======== SOURCE INFORMATION
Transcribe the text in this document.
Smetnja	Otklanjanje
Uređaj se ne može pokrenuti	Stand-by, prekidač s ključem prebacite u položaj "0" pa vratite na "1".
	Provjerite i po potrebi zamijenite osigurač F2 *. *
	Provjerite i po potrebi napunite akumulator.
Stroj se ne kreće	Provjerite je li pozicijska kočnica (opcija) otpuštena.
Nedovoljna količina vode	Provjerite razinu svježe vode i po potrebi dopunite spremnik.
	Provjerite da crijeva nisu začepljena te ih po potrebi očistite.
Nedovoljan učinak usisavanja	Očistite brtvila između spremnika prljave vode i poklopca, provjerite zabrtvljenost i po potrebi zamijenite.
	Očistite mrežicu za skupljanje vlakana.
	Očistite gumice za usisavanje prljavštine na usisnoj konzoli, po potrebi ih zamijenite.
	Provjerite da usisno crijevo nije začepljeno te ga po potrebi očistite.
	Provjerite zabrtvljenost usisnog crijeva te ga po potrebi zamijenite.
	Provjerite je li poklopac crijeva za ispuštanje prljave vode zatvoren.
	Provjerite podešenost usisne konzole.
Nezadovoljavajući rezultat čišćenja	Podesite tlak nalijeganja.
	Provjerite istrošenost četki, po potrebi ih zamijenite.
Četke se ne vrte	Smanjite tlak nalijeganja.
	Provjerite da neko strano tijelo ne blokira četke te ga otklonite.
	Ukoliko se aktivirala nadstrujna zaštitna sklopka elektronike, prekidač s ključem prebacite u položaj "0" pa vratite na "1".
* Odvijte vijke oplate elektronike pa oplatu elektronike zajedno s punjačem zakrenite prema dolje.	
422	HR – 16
================
**TRY IT**
From the entries above, extract each line containing "zabrtvljenost".

**OUTPUT OF THE TASK**
Nedovoljan učinak usisavanja	Očistite brtvila između spremnika prljave vode i poklopca, provjerite zabrtvljenost i po potrebi zamijenite.
	Provjerite zabrtvljenost usisnog crijeva te ga po potrebi zamijenite.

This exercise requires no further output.